[Stored entries]
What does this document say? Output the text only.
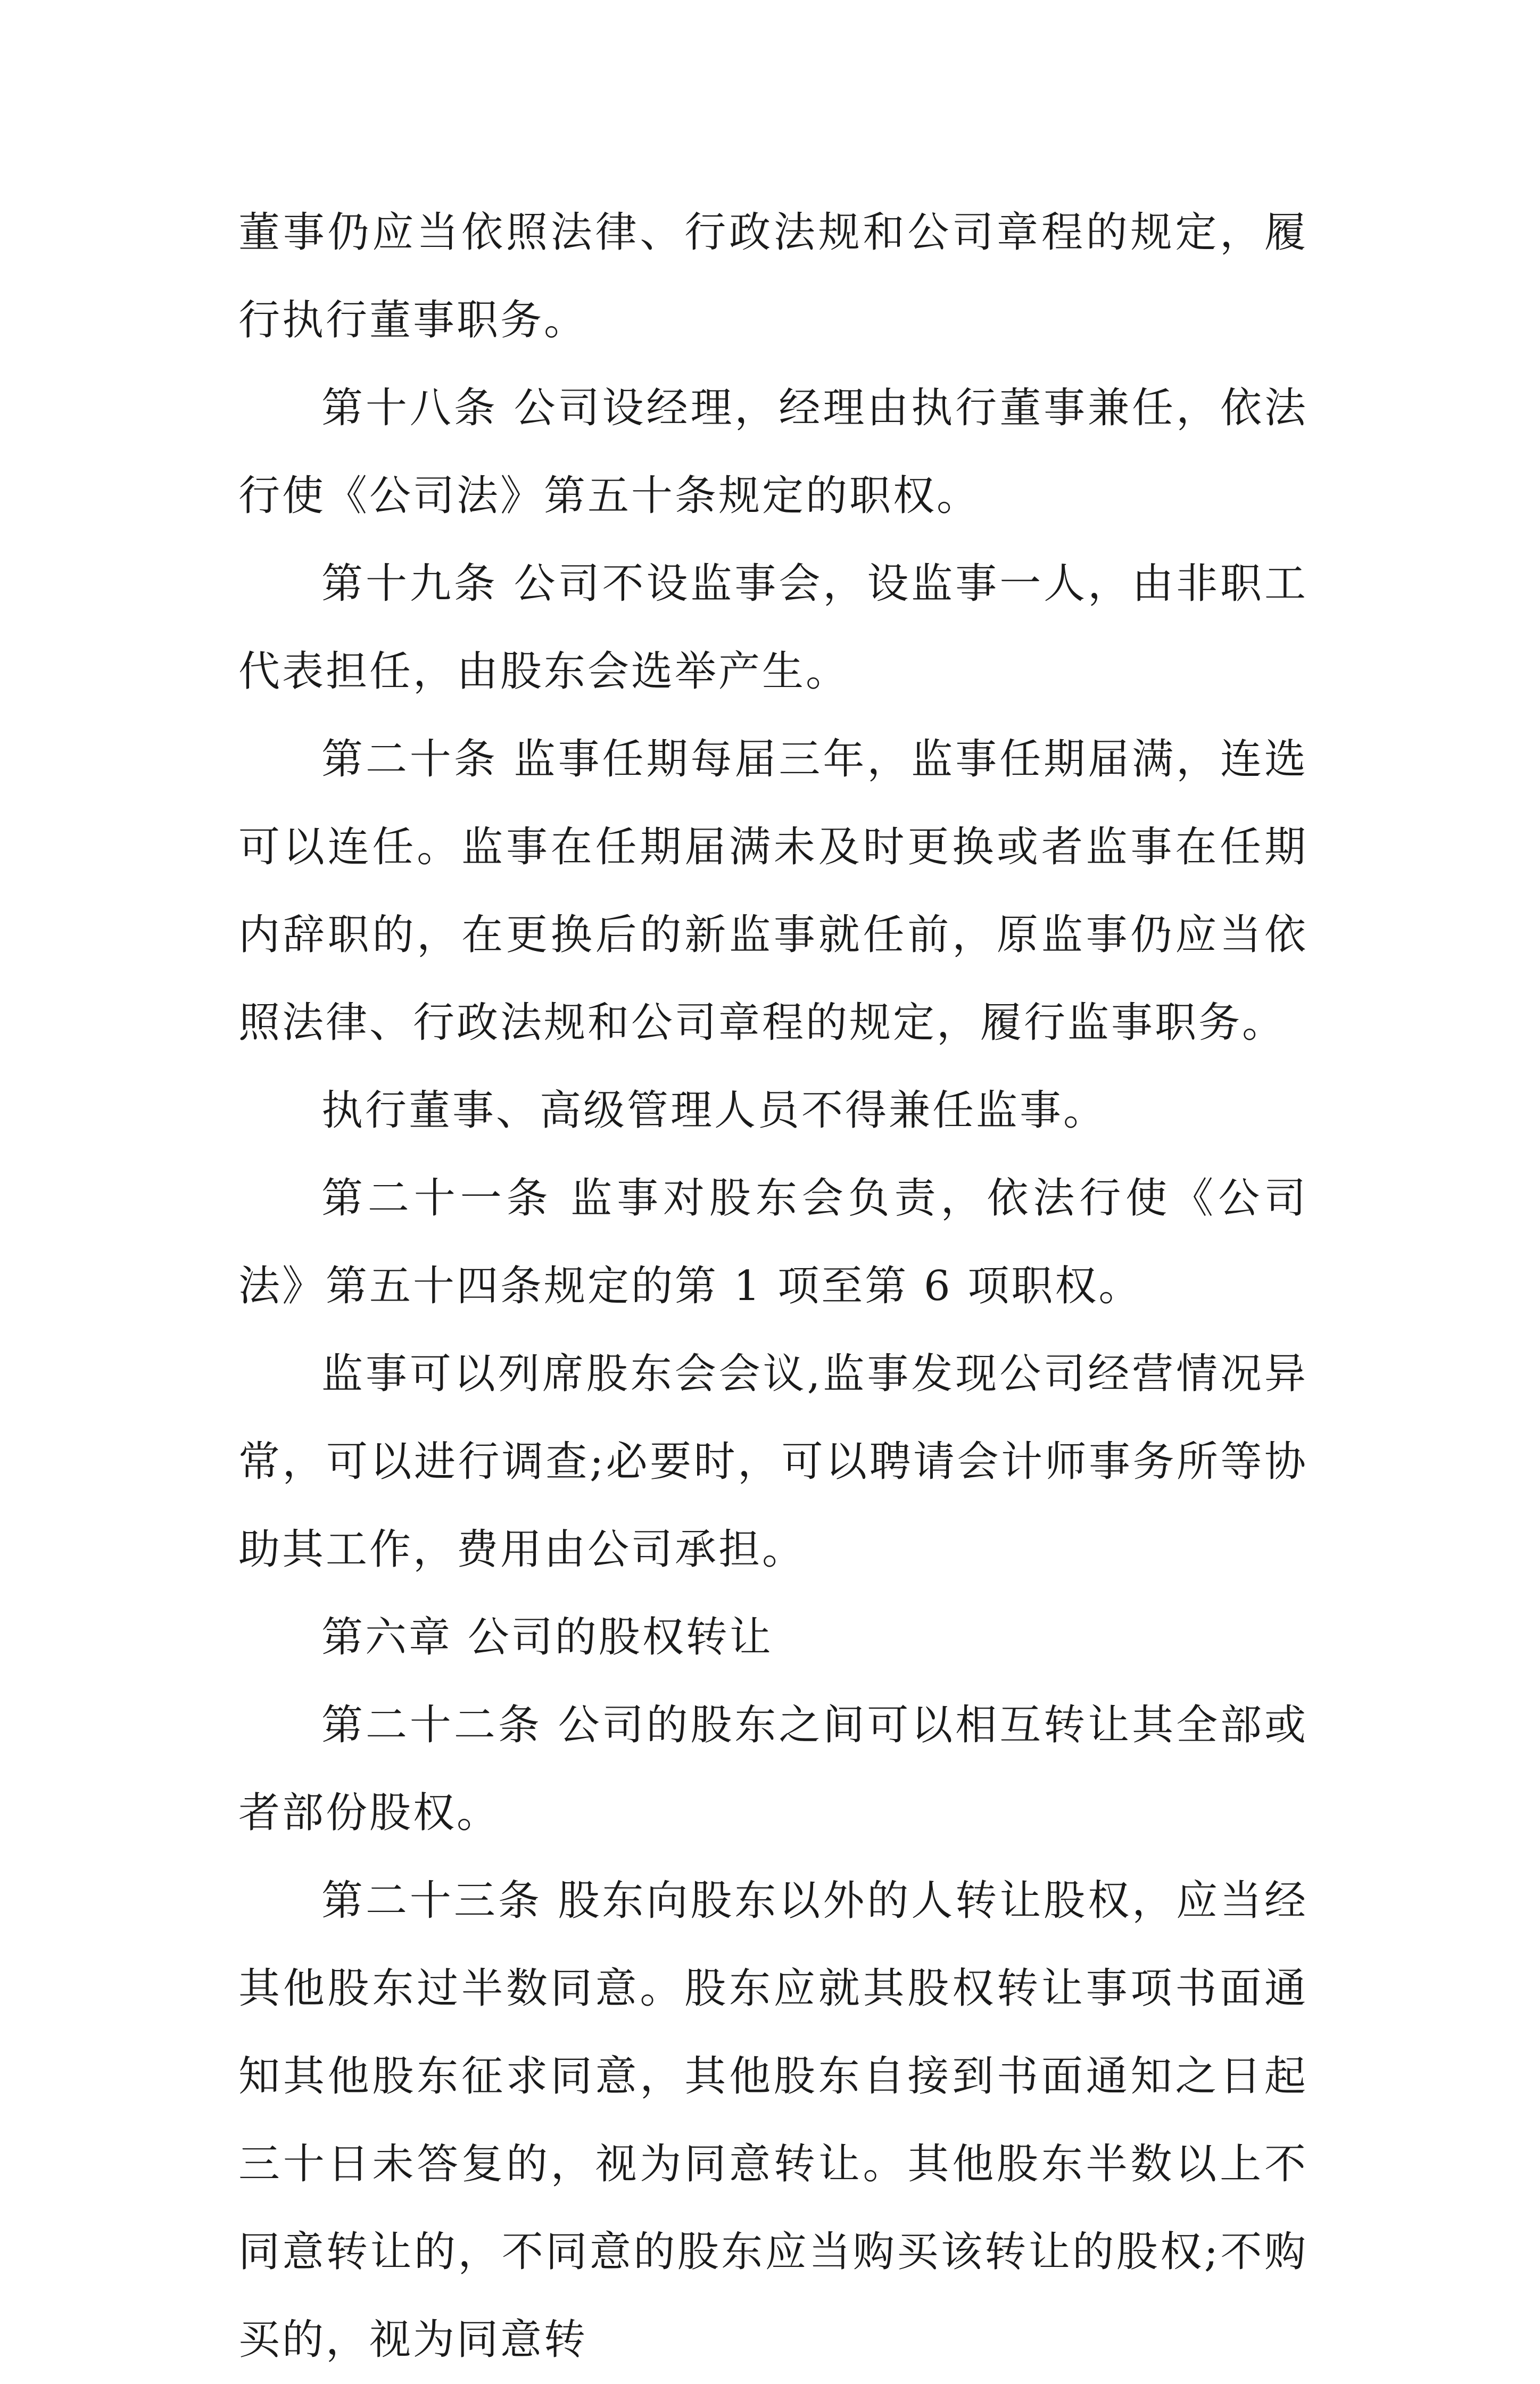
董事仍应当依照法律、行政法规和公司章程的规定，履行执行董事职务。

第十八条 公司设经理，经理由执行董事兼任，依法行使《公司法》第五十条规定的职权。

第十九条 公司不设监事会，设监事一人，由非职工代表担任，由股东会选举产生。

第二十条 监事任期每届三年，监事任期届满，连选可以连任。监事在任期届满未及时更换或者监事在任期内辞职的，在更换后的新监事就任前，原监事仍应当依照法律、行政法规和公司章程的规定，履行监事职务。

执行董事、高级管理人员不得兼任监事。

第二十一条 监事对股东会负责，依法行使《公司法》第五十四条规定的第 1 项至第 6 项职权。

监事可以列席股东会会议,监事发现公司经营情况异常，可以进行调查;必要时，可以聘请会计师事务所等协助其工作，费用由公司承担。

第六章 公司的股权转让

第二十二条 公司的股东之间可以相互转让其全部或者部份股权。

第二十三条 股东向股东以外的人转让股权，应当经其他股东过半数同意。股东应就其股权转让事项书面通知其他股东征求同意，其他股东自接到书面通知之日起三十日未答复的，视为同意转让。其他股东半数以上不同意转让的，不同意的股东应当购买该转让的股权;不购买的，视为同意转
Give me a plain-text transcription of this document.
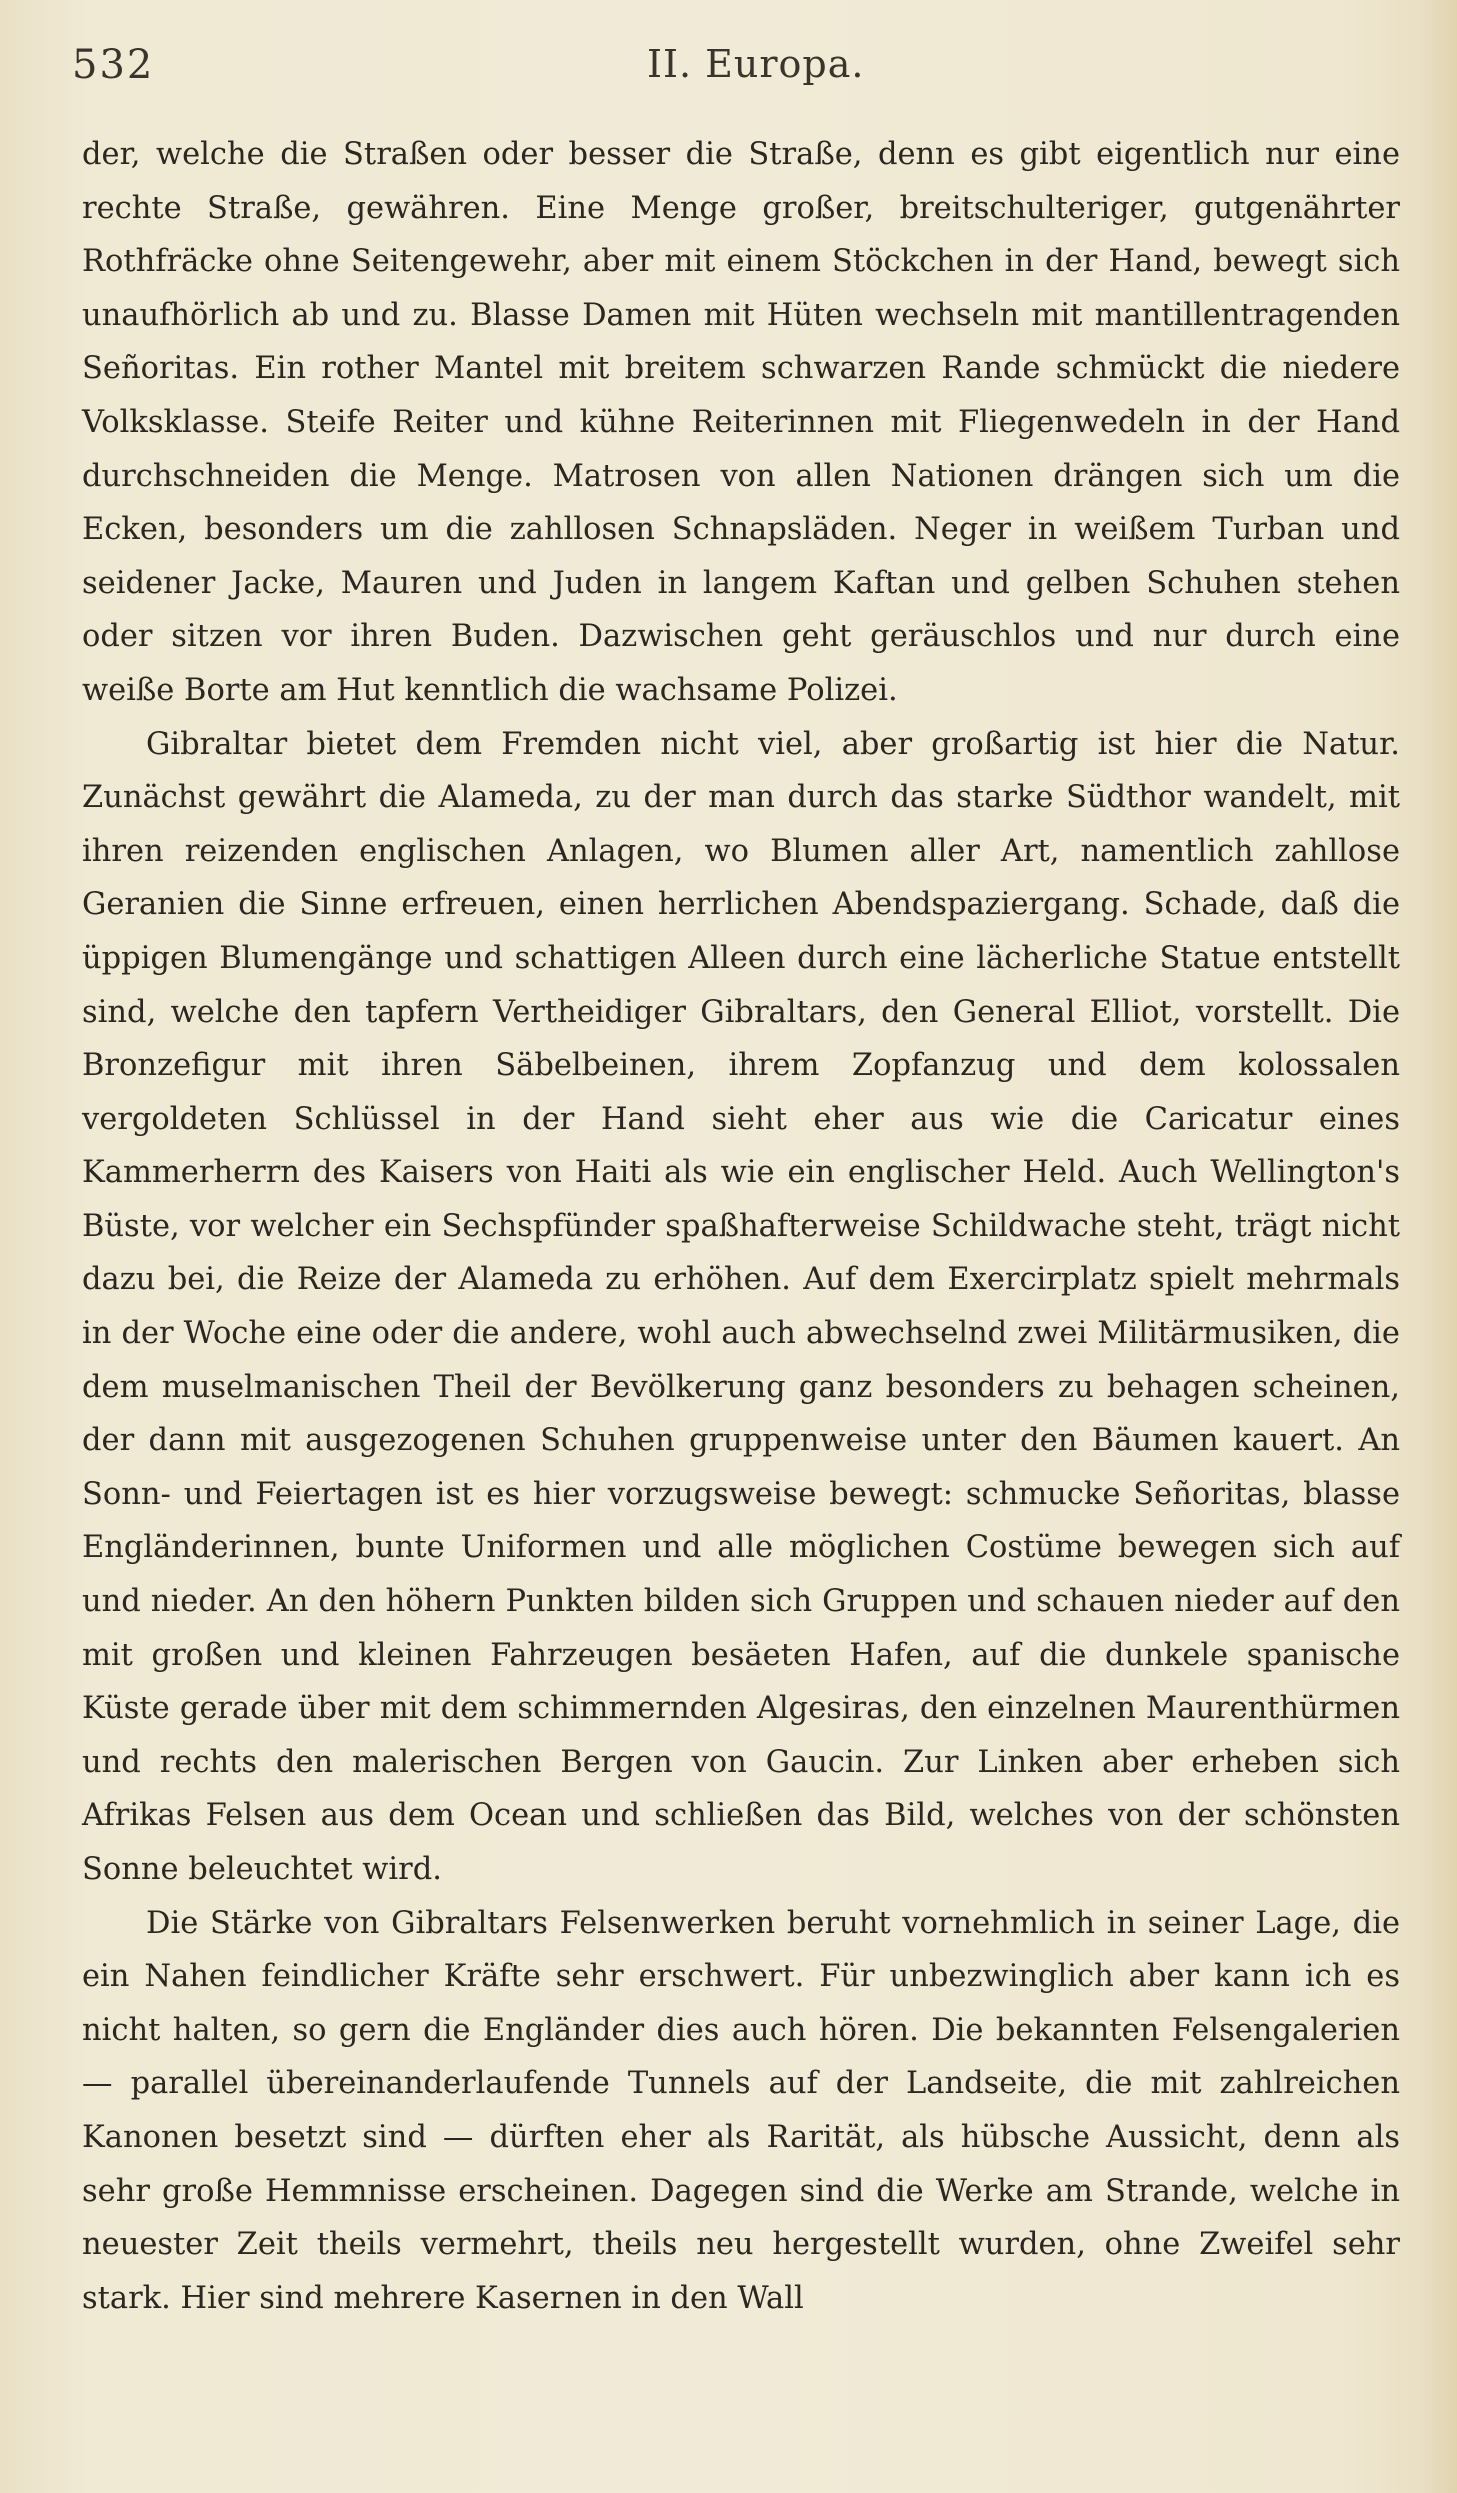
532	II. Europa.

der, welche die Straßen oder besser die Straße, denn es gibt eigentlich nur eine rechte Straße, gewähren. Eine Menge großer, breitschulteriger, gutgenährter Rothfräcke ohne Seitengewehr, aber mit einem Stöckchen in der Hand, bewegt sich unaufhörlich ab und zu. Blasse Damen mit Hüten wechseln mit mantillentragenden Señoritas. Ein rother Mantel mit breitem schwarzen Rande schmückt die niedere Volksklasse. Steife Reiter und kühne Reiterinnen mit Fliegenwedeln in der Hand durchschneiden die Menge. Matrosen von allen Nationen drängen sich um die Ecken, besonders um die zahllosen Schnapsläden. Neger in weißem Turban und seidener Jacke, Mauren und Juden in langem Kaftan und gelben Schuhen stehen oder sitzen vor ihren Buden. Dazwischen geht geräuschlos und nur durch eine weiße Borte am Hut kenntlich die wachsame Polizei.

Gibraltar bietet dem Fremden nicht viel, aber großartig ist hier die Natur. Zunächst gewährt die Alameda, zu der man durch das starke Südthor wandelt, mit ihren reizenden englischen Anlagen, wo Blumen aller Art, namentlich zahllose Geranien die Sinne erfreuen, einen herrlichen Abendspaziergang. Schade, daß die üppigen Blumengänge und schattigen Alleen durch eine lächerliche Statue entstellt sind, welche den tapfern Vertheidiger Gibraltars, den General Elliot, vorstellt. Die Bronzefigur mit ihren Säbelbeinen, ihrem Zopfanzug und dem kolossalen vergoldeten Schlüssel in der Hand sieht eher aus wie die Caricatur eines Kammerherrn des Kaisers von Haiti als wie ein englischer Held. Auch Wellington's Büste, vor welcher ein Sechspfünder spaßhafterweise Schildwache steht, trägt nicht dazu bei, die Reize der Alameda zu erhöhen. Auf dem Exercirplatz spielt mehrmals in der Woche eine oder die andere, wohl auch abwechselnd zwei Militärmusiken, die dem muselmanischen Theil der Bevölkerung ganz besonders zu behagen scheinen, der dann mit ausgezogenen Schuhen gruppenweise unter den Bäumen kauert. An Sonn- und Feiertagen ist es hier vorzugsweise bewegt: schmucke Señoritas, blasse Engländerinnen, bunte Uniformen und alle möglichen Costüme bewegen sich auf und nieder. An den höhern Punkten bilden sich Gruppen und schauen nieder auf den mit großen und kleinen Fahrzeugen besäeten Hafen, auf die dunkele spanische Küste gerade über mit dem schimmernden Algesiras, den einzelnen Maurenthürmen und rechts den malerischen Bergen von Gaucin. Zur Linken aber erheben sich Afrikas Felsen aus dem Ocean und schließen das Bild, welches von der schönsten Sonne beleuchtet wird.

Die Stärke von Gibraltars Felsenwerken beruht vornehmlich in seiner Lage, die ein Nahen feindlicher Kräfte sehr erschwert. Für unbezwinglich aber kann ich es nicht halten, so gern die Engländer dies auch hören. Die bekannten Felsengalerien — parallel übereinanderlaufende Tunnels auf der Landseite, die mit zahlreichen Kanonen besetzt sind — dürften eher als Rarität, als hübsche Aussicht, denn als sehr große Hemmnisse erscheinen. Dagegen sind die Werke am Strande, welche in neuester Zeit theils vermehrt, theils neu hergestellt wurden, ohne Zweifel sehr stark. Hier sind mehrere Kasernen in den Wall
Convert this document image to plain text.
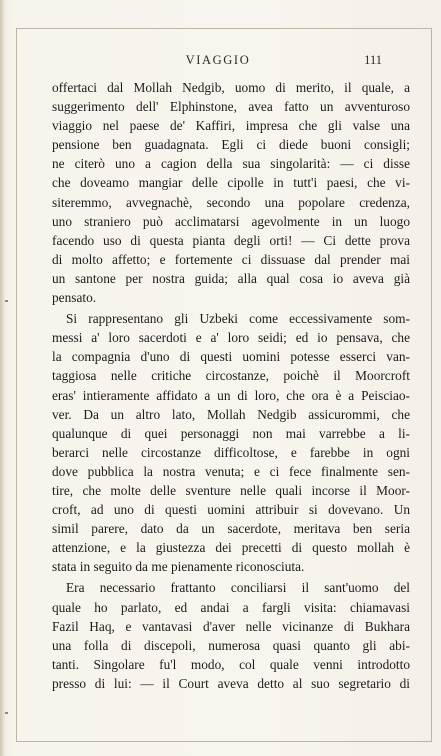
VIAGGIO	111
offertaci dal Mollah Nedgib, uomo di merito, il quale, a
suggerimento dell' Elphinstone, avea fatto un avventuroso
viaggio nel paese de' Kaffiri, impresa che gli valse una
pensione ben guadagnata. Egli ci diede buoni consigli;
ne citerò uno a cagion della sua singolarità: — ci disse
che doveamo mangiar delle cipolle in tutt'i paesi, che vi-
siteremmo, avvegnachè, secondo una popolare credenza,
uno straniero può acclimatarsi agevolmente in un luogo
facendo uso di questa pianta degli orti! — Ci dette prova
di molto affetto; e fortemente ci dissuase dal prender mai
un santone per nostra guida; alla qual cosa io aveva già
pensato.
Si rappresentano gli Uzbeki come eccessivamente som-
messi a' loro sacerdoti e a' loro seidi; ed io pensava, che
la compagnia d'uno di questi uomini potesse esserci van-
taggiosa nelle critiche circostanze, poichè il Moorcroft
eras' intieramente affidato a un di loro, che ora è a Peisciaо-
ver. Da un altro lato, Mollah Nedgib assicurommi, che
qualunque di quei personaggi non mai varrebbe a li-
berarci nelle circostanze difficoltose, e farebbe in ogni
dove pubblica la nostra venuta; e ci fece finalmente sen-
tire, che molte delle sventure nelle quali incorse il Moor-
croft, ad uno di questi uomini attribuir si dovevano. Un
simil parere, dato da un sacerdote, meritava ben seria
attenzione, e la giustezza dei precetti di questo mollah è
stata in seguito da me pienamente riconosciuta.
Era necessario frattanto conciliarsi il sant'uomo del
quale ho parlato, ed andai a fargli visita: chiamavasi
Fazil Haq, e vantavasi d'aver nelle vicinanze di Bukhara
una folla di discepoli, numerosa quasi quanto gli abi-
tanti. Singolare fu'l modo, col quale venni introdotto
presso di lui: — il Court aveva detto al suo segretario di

[Problem statement] Starting at the line that contains "Convert this document image to plain text.", restate each line verbatim through the final line of the listing, skipping all pictures.

[Solved exercise]
Convert this document image to plain text.
VIAGGIO	111
offertaci dal Mollah Nedgib, uomo di merito, il quale, a
suggerimento dell' Elphinstone, avea fatto un avventuroso
viaggio nel paese de' Kaffiri, impresa che gli valse una
pensione ben guadagnata. Egli ci diede buoni consigli;
ne citerò uno a cagion della sua singolarità: — ci disse
che doveamo mangiar delle cipolle in tutt'i paesi, che vi-
siteremmo, avvegnachè, secondo una popolare credenza,
uno straniero può acclimatarsi agevolmente in un luogo
facendo uso di questa pianta degli orti! — Ci dette prova
di molto affetto; e fortemente ci dissuase dal prender mai
un santone per nostra guida; alla qual cosa io aveva già
pensato.
Si rappresentano gli Uzbeki come eccessivamente som-
messi a' loro sacerdoti e a' loro seidi; ed io pensava, che
la compagnia d'uno di questi uomini potesse esserci van-
taggiosa nelle critiche circostanze, poichè il Moorcroft
eras' intieramente affidato a un di loro, che ora è a Peisciaо-
ver. Da un altro lato, Mollah Nedgib assicurommi, che
qualunque di quei personaggi non mai varrebbe a li-
berarci nelle circostanze difficoltose, e farebbe in ogni
dove pubblica la nostra venuta; e ci fece finalmente sen-
tire, che molte delle sventure nelle quali incorse il Moor-
croft, ad uno di questi uomini attribuir si dovevano. Un
simil parere, dato da un sacerdote, meritava ben seria
attenzione, e la giustezza dei precetti di questo mollah è
stata in seguito da me pienamente riconosciuta.
Era necessario frattanto conciliarsi il sant'uomo del
quale ho parlato, ed andai a fargli visita: chiamavasi
Fazil Haq, e vantavasi d'aver nelle vicinanze di Bukhara
una folla di discepoli, numerosa quasi quanto gli abi-
tanti. Singolare fu'l modo, col quale venni introdotto
presso di lui: — il Court aveva detto al suo segretario di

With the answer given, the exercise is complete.